**Work to do**
State the number of lines that contain the word "武汉市门局级领导干部专题培训班举行专题交流", and add nothing else.

§ §

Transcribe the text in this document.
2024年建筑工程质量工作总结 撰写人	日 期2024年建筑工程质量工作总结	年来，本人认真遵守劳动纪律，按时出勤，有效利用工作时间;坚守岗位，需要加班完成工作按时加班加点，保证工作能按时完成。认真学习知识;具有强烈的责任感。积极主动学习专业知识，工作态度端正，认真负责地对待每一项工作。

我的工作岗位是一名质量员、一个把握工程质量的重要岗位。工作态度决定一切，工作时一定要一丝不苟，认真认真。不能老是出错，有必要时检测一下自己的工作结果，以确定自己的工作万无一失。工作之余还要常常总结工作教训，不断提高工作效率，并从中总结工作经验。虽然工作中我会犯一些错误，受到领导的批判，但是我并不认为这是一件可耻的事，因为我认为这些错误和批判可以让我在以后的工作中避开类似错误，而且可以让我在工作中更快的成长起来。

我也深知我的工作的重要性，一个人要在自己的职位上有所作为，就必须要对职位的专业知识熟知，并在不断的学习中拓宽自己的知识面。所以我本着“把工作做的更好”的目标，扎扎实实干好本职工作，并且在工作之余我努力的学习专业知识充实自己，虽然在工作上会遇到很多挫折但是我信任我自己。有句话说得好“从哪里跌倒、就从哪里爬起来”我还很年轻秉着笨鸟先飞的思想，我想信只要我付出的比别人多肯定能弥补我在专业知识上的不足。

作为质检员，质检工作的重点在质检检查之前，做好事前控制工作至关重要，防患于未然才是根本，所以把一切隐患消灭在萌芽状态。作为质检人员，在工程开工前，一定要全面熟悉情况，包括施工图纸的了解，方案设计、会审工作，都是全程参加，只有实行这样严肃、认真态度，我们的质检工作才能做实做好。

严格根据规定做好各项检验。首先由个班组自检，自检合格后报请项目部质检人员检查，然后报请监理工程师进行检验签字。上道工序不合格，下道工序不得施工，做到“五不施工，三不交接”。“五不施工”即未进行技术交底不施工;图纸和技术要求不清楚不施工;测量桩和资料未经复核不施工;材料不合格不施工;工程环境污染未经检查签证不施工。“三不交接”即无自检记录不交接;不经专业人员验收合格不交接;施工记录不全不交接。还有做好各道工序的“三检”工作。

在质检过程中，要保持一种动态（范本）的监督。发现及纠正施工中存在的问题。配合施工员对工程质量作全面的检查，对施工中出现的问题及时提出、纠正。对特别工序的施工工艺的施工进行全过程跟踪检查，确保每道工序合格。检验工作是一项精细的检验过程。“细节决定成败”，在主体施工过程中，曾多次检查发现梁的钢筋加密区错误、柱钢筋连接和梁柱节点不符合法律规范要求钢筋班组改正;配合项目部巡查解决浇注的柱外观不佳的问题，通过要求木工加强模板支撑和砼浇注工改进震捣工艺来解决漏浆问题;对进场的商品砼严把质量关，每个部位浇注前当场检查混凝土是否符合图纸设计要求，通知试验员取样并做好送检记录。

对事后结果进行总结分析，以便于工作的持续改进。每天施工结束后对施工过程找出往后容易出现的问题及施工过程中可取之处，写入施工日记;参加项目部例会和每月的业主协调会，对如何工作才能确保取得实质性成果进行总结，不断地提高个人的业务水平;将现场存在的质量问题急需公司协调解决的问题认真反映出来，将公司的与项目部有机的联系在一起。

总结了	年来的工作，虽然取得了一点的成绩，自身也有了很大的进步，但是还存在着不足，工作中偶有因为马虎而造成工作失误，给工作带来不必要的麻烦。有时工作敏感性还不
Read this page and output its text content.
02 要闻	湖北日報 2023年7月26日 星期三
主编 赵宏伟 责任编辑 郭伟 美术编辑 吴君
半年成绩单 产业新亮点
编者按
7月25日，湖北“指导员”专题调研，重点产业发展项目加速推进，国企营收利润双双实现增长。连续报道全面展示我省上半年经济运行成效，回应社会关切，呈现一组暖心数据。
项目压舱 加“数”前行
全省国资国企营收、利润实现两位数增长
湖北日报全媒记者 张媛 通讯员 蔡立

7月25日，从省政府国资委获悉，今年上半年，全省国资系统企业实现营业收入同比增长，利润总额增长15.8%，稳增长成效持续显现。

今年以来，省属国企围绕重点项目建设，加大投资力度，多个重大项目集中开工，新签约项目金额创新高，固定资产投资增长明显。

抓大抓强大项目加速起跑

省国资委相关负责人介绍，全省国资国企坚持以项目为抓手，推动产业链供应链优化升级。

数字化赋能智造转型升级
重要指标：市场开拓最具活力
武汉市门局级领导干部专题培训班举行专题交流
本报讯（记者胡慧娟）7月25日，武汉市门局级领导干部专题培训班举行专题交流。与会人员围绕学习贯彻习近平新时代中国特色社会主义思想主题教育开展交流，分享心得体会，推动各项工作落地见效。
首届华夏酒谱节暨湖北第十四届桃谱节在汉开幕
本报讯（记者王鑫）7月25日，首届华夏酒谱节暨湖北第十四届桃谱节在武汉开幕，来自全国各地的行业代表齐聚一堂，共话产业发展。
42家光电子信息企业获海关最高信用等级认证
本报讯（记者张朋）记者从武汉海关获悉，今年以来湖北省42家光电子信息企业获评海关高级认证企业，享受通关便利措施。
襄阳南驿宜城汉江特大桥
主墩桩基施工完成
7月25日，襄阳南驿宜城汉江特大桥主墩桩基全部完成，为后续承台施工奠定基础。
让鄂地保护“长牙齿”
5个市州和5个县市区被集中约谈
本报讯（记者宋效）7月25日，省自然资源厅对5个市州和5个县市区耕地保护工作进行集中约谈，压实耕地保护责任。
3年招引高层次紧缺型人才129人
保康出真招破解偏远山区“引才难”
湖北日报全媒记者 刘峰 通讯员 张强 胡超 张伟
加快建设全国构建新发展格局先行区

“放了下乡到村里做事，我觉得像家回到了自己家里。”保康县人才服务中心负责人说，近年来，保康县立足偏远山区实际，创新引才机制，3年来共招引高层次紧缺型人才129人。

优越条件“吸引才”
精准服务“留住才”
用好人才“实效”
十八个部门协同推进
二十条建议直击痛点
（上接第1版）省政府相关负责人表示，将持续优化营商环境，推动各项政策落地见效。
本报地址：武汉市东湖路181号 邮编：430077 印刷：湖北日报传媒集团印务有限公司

§ §

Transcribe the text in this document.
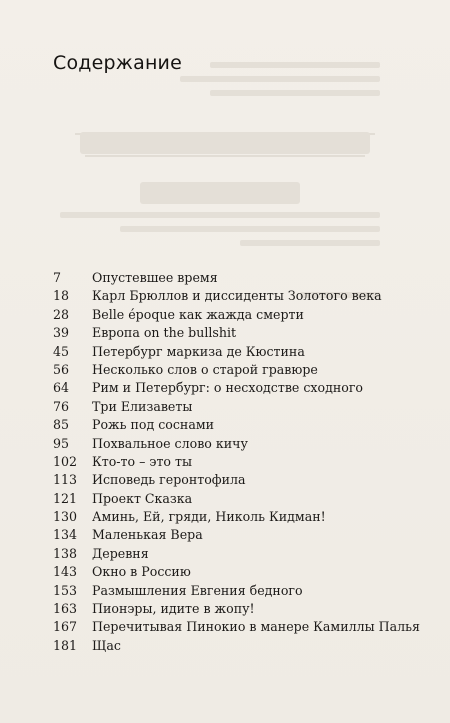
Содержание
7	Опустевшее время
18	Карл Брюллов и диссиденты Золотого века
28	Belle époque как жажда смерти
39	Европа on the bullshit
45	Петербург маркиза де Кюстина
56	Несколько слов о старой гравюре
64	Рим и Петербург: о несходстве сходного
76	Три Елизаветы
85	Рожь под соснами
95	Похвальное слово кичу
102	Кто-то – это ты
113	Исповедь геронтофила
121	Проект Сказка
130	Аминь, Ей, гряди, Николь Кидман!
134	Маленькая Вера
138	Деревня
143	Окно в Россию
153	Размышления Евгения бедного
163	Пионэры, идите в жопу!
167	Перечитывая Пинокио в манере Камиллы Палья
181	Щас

§ §

**Exercise output**
2